## start ENTRIES SHOWN
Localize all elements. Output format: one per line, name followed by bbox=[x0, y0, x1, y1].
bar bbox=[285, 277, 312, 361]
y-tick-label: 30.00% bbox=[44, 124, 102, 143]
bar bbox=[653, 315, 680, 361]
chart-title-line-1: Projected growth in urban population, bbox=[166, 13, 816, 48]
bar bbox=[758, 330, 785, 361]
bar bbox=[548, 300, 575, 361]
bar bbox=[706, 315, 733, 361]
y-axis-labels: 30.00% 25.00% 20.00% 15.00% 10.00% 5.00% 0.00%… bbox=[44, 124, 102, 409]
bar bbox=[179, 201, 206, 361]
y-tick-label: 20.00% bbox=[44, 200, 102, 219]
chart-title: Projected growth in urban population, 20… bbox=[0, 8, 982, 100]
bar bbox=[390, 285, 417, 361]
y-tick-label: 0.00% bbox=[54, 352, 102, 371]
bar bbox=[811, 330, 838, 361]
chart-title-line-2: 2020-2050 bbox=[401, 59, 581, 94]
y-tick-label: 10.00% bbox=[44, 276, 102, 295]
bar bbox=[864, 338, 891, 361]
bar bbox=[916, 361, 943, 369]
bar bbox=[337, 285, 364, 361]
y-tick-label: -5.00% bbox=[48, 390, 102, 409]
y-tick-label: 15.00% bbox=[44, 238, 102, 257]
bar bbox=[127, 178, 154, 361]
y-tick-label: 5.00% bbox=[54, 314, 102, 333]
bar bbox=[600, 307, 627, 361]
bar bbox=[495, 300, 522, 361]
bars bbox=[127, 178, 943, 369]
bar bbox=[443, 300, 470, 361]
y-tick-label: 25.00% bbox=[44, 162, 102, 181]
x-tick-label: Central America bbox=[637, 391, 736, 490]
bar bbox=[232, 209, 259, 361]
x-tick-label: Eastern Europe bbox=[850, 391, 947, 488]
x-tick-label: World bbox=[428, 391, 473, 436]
## end ENTRIES SHOWN
PROBLEM
Retype the lines above without changes, from the first line through the line that contains "bar bbox=[548, 300, 575, 361]", including both.

OUTPUT FOR THIS EXERCISE
Localize all elements. Output format: one per line, name followed by bbox=[x0, y0, x1, y1].
bar bbox=[285, 277, 312, 361]
y-tick-label: 30.00% bbox=[44, 124, 102, 143]
bar bbox=[653, 315, 680, 361]
chart-title-line-1: Projected growth in urban population, bbox=[166, 13, 816, 48]
bar bbox=[758, 330, 785, 361]
bar bbox=[548, 300, 575, 361]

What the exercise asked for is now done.